- Estratto fornito:
# # #
La ruvida poesia di uno Scannasurice

Ha girato a lungo, cinque anni in Italia e all’estero, “l’ammazzatopi”, e ripassa, ora, da Roma. In testa una calza e indosso una pelliccia, il volto truccato, il corpo stanco e vivo, la voce limpida e segnata, parla un napoletano antico, denso, a tratti incomprensibile: il premiato e apprezzatissimo Scannasurice, dell’autore (e poeta) napoletano Enzo Moscato, interpretato da Imma Villa con la regia di Carlo Cerciello, torna a Roma al Teatro Vascello.

Se è vero ciò che dice il filosofo coreano Byung Chul-Han, che «La levigatezza è il segno distintivo del nostro tempo» e che questa levigatezza cancella ogni traccia di profondità, è vero anche che Scannasurice è un esempio di quella profondità misteriosa e abissale che toglie lo smalto e preserva la bellezza. E negli abissi si muove, il femminiello ammazzatopi, vive in cunicoli che si intuisce essere (forse) loculi vacanti, in una dimensione letteralmente sub-urbana, precaria, sudicia, di una Napoli senza tempo.
# # #
- Consegne:
(a) Secondo l'estratto su Scannasurice, chi cura la regia dello spettacolo?
(b) Aggiorna il passo dell'estratto su Scannasurice da "Se è vero ciò" a "Napoli senza tempo." e riscrivilo con "pensatore" al posto di "filosofo".
# # #
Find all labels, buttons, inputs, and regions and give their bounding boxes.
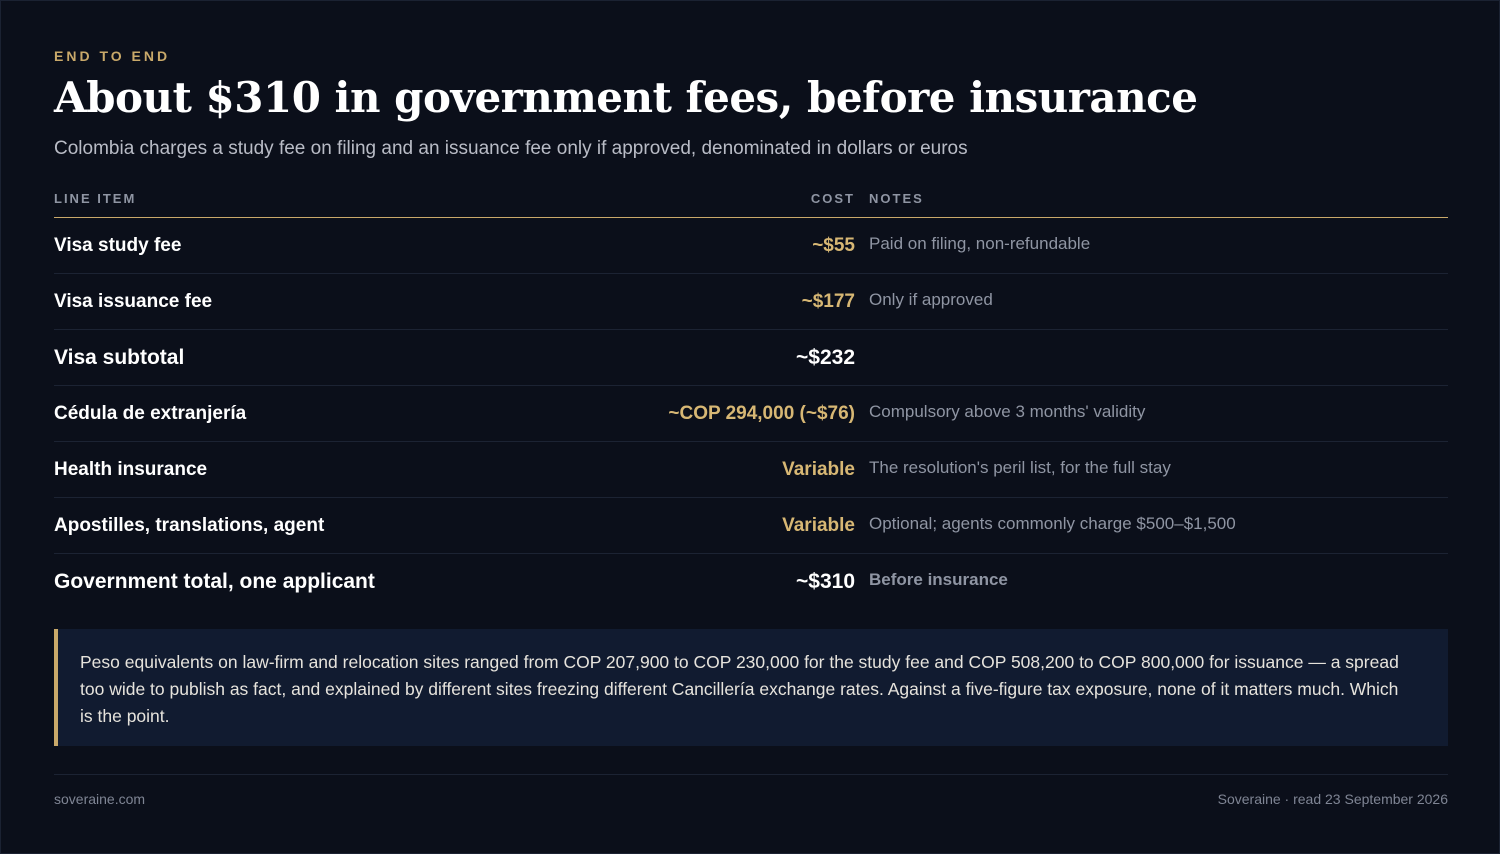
cost-table: LINE ITEM COST NOTES Visa study fee ~$55… — [54, 181, 1448, 609]
note-text: The resolution's peril list, for the ful… — [869, 457, 1171, 477]
column-header-line-item: LINE ITEM — [54, 191, 137, 206]
table-header: LINE ITEM COST NOTES — [54, 181, 1448, 218]
note-text: Before insurance — [869, 569, 1008, 589]
table-row-visa-subtotal: Visa subtotal ~$232 — [54, 330, 1448, 386]
cost-value: ~$55 — [812, 234, 855, 256]
line-item: Visa study fee — [54, 234, 182, 256]
line-item: Apostilles, translations, agent — [54, 514, 325, 536]
line-item: Government total, one applicant — [54, 569, 375, 593]
table-row-cedula: Cédula de extranjería ~COP 294,000 (~$76… — [54, 386, 1448, 442]
column-header-cost: COST — [810, 191, 855, 206]
cost-value: ~$177 — [801, 290, 855, 312]
table-row-visa-issuance-fee: Visa issuance fee ~$177 Only if approved — [54, 274, 1448, 330]
cost-value: ~$310 — [796, 569, 855, 593]
footer-site: soveraine.com — [54, 791, 146, 807]
cost-value: Variable — [782, 458, 855, 480]
table-row-health-insurance: Health insurance Variable The resolution… — [54, 442, 1448, 498]
cost-value: ~$232 — [796, 345, 855, 369]
note-text: Compulsory above 3 months' validity — [869, 401, 1146, 421]
line-item: Visa issuance fee — [54, 290, 213, 312]
eyebrow-label: END TO END — [54, 48, 171, 64]
line-item: Health insurance — [54, 458, 208, 480]
callout-note: Peso equivalents on law-firm and relocat… — [54, 629, 1448, 746]
column-header-notes: NOTES — [869, 191, 924, 206]
footer-credit: Soveraine · read 23 September 2026 — [1217, 791, 1448, 807]
note-text: Paid on filing, non-refundable — [869, 233, 1091, 253]
note-text: Optional; agents commonly charge $500–$1… — [869, 513, 1236, 533]
cost-value: Variable — [782, 514, 855, 536]
page-title: About $310 in government fees, before in… — [54, 73, 1198, 122]
footer-divider — [54, 774, 1448, 775]
note-text: Only if approved — [869, 289, 993, 309]
table-row-government-total: Government total, one applicant ~$310 Be… — [54, 554, 1448, 609]
cost-value: ~COP 294,000 (~$76) — [668, 402, 855, 424]
page-subtitle: Colombia charges a study fee on filing a… — [54, 138, 968, 159]
line-item: Cédula de extranjería — [54, 402, 247, 424]
table-row-apostilles: Apostilles, translations, agent Variable… — [54, 498, 1448, 554]
line-item: Visa subtotal — [54, 345, 185, 369]
table-row-visa-study-fee: Visa study fee ~$55 Paid on filing, non-… — [54, 218, 1448, 274]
# # #
- Risposte:
(a) Carlo Cerciello.

(b)
Se è vero ciò che dice il pensatore coreano Byung Chul-Han, che «La levigatezza è il segno distintivo del nostro tempo» e che questa levigatezza cancella ogni traccia di profondità, è vero anche che Scannasurice è un esempio di quella profondità misteriosa e abissale che toglie lo smalto e preserva la bellezza. E negli abissi si muove, il femminiello ammazzatopi, vive in cunicoli che si intuisce essere (forse) loculi vacanti, in una dimensione letteralmente sub-urbana, precaria, sudicia, di una Napoli senza tempo.